■ **Problem statement**
Everything from the line holding "Output the text content of this document." through the last line below must be repeated exactly, and nothing else.

====================

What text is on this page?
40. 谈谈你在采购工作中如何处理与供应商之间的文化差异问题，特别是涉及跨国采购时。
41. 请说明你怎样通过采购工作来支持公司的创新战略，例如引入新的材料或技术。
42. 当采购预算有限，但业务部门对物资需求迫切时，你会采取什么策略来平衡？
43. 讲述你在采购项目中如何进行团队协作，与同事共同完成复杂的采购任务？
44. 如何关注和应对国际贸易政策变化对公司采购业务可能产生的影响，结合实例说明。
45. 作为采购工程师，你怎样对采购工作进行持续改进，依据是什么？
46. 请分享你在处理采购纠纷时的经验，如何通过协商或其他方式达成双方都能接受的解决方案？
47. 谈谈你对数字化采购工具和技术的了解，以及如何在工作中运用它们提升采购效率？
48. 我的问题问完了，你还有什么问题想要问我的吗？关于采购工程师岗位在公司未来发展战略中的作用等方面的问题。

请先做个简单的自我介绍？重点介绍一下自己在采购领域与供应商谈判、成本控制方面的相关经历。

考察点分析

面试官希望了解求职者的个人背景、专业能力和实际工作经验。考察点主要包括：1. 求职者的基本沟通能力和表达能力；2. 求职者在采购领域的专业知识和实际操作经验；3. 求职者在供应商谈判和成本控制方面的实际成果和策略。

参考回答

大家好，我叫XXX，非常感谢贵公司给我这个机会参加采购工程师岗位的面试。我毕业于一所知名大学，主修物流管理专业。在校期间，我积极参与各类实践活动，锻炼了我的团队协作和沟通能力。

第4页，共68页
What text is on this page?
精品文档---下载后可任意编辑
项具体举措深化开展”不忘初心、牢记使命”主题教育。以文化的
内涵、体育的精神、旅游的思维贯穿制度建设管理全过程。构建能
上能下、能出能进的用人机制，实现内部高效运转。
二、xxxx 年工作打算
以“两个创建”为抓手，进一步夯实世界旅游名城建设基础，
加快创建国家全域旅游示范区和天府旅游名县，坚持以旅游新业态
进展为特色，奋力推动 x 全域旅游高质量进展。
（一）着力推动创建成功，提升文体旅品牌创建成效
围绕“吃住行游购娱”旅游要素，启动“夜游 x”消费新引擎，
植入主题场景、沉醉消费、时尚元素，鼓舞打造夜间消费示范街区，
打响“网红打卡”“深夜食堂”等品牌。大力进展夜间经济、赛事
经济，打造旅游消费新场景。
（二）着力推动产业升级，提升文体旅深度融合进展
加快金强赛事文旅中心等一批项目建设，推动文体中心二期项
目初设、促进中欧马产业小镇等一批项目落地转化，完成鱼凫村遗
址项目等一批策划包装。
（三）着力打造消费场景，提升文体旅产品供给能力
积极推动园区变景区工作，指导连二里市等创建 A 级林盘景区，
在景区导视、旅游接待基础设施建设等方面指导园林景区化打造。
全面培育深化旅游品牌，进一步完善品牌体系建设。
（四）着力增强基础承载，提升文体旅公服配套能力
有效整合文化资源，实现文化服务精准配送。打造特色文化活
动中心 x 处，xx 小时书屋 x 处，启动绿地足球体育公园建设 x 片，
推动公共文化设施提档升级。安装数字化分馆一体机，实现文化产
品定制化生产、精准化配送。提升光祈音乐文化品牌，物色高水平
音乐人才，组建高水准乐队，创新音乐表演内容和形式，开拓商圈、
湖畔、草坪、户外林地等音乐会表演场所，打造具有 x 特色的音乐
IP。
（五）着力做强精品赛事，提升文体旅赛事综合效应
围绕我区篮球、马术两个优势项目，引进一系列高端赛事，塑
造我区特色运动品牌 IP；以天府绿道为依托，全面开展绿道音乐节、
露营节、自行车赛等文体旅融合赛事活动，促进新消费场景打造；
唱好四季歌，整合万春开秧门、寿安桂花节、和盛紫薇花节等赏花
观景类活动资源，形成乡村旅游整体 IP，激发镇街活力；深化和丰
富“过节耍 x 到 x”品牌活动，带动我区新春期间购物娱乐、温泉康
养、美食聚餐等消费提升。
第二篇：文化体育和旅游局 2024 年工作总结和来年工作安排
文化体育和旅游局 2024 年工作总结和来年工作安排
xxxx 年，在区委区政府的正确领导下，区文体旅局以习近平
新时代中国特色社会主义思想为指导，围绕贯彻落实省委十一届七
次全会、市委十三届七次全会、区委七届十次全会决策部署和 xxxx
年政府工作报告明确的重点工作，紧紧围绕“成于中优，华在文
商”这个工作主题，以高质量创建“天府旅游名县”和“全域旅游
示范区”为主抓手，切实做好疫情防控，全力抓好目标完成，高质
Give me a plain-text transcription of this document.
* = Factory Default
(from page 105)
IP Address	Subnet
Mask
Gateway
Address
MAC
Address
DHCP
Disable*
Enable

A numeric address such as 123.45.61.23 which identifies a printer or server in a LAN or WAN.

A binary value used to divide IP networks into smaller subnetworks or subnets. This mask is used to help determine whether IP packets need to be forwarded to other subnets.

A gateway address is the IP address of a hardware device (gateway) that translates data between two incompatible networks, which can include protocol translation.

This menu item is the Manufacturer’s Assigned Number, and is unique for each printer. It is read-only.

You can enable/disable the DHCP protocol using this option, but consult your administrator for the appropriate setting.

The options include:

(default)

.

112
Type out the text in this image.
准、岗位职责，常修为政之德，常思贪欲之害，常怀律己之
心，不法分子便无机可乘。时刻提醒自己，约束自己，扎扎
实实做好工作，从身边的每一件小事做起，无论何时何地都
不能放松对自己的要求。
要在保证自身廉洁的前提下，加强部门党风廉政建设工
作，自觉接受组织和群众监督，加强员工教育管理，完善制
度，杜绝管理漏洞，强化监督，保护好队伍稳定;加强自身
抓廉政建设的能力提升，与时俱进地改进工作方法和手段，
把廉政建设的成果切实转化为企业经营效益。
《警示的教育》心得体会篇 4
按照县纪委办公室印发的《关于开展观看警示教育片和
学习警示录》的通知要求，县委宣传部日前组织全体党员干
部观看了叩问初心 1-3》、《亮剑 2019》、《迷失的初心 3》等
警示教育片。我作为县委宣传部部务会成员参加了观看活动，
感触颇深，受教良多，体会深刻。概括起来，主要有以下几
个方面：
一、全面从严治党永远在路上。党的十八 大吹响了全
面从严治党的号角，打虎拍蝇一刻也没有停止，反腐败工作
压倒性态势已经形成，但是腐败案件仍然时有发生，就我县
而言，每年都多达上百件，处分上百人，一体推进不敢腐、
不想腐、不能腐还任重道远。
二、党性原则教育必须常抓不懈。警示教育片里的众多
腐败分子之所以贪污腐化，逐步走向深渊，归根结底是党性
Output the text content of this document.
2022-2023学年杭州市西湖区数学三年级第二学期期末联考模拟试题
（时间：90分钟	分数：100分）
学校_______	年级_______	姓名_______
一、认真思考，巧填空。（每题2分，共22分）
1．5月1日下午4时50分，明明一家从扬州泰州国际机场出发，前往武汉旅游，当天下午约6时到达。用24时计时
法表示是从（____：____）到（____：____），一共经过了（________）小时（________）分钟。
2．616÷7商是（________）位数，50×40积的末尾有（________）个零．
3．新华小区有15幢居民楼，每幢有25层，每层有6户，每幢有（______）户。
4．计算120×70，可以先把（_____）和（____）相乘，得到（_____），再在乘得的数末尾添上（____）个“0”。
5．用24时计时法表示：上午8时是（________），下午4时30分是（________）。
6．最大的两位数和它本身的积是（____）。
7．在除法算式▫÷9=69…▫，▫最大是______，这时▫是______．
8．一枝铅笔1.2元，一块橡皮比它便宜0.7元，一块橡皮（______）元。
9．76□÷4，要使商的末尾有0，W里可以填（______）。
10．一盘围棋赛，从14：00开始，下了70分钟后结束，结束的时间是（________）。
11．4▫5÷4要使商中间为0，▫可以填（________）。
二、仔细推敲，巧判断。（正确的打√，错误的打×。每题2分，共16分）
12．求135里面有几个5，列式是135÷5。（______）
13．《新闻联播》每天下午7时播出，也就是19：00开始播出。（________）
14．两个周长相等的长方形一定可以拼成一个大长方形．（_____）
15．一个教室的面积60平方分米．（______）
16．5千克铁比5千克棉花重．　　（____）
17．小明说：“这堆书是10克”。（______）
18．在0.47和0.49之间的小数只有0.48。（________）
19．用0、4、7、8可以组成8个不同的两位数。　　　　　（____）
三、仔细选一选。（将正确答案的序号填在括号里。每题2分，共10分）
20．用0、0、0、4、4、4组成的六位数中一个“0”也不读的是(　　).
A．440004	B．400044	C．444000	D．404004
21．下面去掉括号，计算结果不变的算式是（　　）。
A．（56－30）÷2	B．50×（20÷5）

====================

■ **Output**
Output the text content of this document.
2022-2023学年杭州市西湖区数学三年级第二学期期末联考模拟试题
（时间：90分钟	分数：100分）
学校_______	年级_______	姓名_______
一、认真思考，巧填空。（每题2分，共22分）
1．5月1日下午4时50分，明明一家从扬州泰州国际机场出发，前往武汉旅游，当天下午约6时到达。用24时计时
法表示是从（____：____）到（____：____），一共经过了（________）小时（________）分钟。
2．616÷7商是（________）位数，50×40积的末尾有（________）个零．
3．新华小区有15幢居民楼，每幢有25层，每层有6户，每幢有（______）户。
4．计算120×70，可以先把（_____）和（____）相乘，得到（_____），再在乘得的数末尾添上（____）个“0”。
5．用24时计时法表示：上午8时是（________），下午4时30分是（________）。
6．最大的两位数和它本身的积是（____）。
7．在除法算式▫÷9=69…▫，▫最大是______，这时▫是______．
8．一枝铅笔1.2元，一块橡皮比它便宜0.7元，一块橡皮（______）元。
9．76□÷4，要使商的末尾有0，W里可以填（______）。
10．一盘围棋赛，从14：00开始，下了70分钟后结束，结束的时间是（________）。
11．4▫5÷4要使商中间为0，▫可以填（________）。
二、仔细推敲，巧判断。（正确的打√，错误的打×。每题2分，共16分）
12．求135里面有几个5，列式是135÷5。（______）
13．《新闻联播》每天下午7时播出，也就是19：00开始播出。（________）
14．两个周长相等的长方形一定可以拼成一个大长方形．（_____）
15．一个教室的面积60平方分米．（______）
16．5千克铁比5千克棉花重．　　（____）
17．小明说：“这堆书是10克”。（______）
18．在0.47和0.49之间的小数只有0.48。（________）
19．用0、4、7、8可以组成8个不同的两位数。　　　　　（____）
三、仔细选一选。（将正确答案的序号填在括号里。每题2分，共10分）
20．用0、0、0、4、4、4组成的六位数中一个“0”也不读的是(　　).
A．440004	B．400044	C．444000	D．404004
21．下面去掉括号，计算结果不变的算式是（　　）。
A．（56－30）÷2	B．50×（20÷5）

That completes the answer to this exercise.